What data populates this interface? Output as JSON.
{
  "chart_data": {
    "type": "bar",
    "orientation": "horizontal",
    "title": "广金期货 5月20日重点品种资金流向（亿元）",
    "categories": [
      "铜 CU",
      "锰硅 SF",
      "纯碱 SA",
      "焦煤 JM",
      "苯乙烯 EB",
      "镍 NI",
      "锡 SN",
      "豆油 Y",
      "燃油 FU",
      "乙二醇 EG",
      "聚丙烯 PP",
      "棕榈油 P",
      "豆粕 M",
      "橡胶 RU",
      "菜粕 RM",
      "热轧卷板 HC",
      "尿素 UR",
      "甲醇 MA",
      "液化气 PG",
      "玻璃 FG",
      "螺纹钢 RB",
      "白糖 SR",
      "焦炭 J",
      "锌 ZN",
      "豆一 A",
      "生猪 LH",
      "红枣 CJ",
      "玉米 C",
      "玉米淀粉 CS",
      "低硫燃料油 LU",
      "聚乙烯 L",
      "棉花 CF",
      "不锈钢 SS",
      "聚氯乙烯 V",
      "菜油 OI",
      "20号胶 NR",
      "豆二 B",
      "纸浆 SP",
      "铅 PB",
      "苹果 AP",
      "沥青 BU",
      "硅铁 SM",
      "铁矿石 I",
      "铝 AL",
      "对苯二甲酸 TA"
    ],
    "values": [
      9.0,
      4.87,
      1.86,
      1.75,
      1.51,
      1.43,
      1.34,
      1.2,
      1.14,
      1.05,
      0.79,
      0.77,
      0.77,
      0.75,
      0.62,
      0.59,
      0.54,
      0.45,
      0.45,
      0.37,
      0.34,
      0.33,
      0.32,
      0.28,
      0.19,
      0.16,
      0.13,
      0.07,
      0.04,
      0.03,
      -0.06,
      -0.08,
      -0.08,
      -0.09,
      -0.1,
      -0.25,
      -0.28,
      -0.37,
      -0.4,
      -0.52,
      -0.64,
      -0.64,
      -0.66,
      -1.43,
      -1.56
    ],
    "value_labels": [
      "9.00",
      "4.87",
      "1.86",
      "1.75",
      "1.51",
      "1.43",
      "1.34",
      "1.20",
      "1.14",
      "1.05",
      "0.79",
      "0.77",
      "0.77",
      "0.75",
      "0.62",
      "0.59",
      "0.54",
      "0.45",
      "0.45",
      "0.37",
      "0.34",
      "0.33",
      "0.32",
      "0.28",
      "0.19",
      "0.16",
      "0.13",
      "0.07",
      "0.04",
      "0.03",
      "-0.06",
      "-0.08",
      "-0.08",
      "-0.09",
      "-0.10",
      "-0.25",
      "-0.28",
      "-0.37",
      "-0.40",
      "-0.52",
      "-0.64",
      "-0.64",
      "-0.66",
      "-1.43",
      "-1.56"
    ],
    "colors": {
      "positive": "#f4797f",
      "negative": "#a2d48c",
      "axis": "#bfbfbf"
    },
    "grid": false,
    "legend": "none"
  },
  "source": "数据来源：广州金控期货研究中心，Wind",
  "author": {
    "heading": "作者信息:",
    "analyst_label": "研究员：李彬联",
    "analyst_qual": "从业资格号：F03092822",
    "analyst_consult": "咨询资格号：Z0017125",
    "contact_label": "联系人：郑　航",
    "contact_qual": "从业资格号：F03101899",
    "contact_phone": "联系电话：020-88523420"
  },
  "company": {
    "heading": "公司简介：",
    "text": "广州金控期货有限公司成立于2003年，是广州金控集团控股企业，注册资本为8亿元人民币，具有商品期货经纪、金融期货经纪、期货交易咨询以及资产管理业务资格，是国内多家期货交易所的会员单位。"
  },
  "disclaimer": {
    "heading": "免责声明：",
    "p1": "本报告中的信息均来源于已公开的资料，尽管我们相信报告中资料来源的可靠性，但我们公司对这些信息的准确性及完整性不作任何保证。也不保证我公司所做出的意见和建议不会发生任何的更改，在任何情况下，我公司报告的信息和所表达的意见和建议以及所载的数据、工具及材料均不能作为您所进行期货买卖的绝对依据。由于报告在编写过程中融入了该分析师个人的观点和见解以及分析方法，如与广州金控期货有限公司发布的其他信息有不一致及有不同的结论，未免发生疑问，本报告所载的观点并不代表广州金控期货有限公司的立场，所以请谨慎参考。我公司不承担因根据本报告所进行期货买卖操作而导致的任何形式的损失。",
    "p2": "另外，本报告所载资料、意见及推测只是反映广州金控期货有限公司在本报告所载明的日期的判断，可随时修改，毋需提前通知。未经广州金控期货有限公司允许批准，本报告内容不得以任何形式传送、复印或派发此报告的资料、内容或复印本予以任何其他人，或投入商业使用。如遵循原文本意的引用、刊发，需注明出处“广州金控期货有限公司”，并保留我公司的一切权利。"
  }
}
***
- DESCRIPTION OF THE TASK
Repeat the listing above without any change.

- OUTPUT FOR THIS TASK
What data populates this interface? Output as JSON.
{
  "chart_data": {
    "type": "bar",
    "orientation": "horizontal",
    "title": "广金期货 5月20日重点品种资金流向（亿元）",
    "categories": [
      "铜 CU",
      "锰硅 SF",
      "纯碱 SA",
      "焦煤 JM",
      "苯乙烯 EB",
      "镍 NI",
      "锡 SN",
      "豆油 Y",
      "燃油 FU",
      "乙二醇 EG",
      "聚丙烯 PP",
      "棕榈油 P",
      "豆粕 M",
      "橡胶 RU",
      "菜粕 RM",
      "热轧卷板 HC",
      "尿素 UR",
      "甲醇 MA",
      "液化气 PG",
      "玻璃 FG",
      "螺纹钢 RB",
      "白糖 SR",
      "焦炭 J",
      "锌 ZN",
      "豆一 A",
      "生猪 LH",
      "红枣 CJ",
      "玉米 C",
      "玉米淀粉 CS",
      "低硫燃料油 LU",
      "聚乙烯 L",
      "棉花 CF",
      "不锈钢 SS",
      "聚氯乙烯 V",
      "菜油 OI",
      "20号胶 NR",
      "豆二 B",
      "纸浆 SP",
      "铅 PB",
      "苹果 AP",
      "沥青 BU",
      "硅铁 SM",
      "铁矿石 I",
      "铝 AL",
      "对苯二甲酸 TA"
    ],
    "values": [
      9.0,
      4.87,
      1.86,
      1.75,
      1.51,
      1.43,
      1.34,
      1.2,
      1.14,
      1.05,
      0.79,
      0.77,
      0.77,
      0.75,
      0.62,
      0.59,
      0.54,
      0.45,
      0.45,
      0.37,
      0.34,
      0.33,
      0.32,
      0.28,
      0.19,
      0.16,
      0.13,
      0.07,
      0.04,
      0.03,
      -0.06,
      -0.08,
      -0.08,
      -0.09,
      -0.1,
      -0.25,
      -0.28,
      -0.37,
      -0.4,
      -0.52,
      -0.64,
      -0.64,
      -0.66,
      -1.43,
      -1.56
    ],
    "value_labels": [
      "9.00",
      "4.87",
      "1.86",
      "1.75",
      "1.51",
      "1.43",
      "1.34",
      "1.20",
      "1.14",
      "1.05",
      "0.79",
      "0.77",
      "0.77",
      "0.75",
      "0.62",
      "0.59",
      "0.54",
      "0.45",
      "0.45",
      "0.37",
      "0.34",
      "0.33",
      "0.32",
      "0.28",
      "0.19",
      "0.16",
      "0.13",
      "0.07",
      "0.04",
      "0.03",
      "-0.06",
      "-0.08",
      "-0.08",
      "-0.09",
      "-0.10",
      "-0.25",
      "-0.28",
      "-0.37",
      "-0.40",
      "-0.52",
      "-0.64",
      "-0.64",
      "-0.66",
      "-1.43",
      "-1.56"
    ],
    "colors": {
      "positive": "#f4797f",
      "negative": "#a2d48c",
      "axis": "#bfbfbf"
    },
    "grid": false,
    "legend": "none"
  },
  "source": "数据来源：广州金控期货研究中心，Wind",
  "author": {
    "heading": "作者信息:",
    "analyst_label": "研究员：李彬联",
    "analyst_qual": "从业资格号：F03092822",
    "analyst_consult": "咨询资格号：Z0017125",
    "contact_label": "联系人：郑　航",
    "contact_qual": "从业资格号：F03101899",
    "contact_phone": "联系电话：020-88523420"
  },
  "company": {
    "heading": "公司简介：",
    "text": "广州金控期货有限公司成立于2003年，是广州金控集团控股企业，注册资本为8亿元人民币，具有商品期货经纪、金融期货经纪、期货交易咨询以及资产管理业务资格，是国内多家期货交易所的会员单位。"
  },
  "disclaimer": {
    "heading": "免责声明：",
    "p1": "本报告中的信息均来源于已公开的资料，尽管我们相信报告中资料来源的可靠性，但我们公司对这些信息的准确性及完整性不作任何保证。也不保证我公司所做出的意见和建议不会发生任何的更改，在任何情况下，我公司报告的信息和所表达的意见和建议以及所载的数据、工具及材料均不能作为您所进行期货买卖的绝对依据。由于报告在编写过程中融入了该分析师个人的观点和见解以及分析方法，如与广州金控期货有限公司发布的其他信息有不一致及有不同的结论，未免发生疑问，本报告所载的观点并不代表广州金控期货有限公司的立场，所以请谨慎参考。我公司不承担因根据本报告所进行期货买卖操作而导致的任何形式的损失。",
    "p2": "另外，本报告所载资料、意见及推测只是反映广州金控期货有限公司在本报告所载明的日期的判断，可随时修改，毋需提前通知。未经广州金控期货有限公司允许批准，本报告内容不得以任何形式传送、复印或派发此报告的资料、内容或复印本予以任何其他人，或投入商业使用。如遵循原文本意的引用、刊发，需注明出处“广州金控期货有限公司”，并保留我公司的一切权利。"
  }
}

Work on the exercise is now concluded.